Exercise data:
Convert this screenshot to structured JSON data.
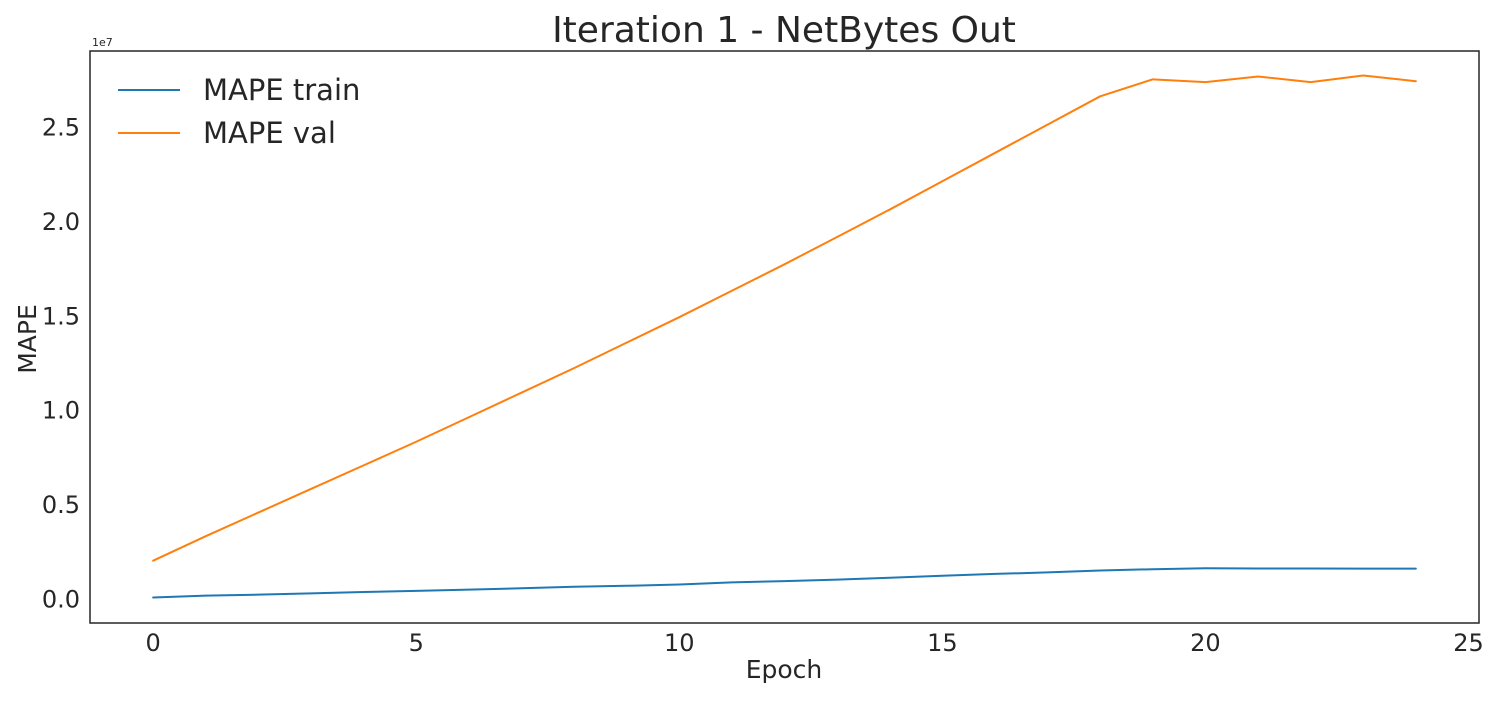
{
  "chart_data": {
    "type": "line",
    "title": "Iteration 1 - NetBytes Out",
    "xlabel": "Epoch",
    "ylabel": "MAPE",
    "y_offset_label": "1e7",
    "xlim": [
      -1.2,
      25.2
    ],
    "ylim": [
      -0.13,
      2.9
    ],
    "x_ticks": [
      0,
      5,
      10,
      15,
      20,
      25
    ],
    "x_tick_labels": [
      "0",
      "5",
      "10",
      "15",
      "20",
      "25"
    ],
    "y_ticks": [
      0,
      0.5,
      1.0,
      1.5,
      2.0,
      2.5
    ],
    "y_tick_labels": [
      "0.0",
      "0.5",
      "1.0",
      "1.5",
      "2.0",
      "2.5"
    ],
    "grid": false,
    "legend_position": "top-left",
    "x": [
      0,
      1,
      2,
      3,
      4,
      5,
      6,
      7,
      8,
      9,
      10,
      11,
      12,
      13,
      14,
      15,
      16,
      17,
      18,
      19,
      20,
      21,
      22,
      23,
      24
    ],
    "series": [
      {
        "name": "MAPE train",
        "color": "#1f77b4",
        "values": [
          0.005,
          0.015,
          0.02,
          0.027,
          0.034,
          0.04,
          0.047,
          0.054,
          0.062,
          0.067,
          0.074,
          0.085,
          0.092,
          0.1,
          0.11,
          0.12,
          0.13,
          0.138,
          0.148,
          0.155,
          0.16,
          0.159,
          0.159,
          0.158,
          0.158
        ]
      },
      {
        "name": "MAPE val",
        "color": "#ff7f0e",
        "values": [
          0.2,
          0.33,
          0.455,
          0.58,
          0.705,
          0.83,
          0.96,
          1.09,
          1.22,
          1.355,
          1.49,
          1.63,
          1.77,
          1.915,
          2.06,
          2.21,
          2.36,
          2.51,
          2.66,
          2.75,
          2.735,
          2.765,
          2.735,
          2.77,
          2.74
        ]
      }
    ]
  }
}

Exercise details: Search the material above for "MAPE". Pull out each line where it shows up.

Result of this exercise:
    "ylabel": "MAPE",
        "name": "MAPE train",
        "name": "MAPE val",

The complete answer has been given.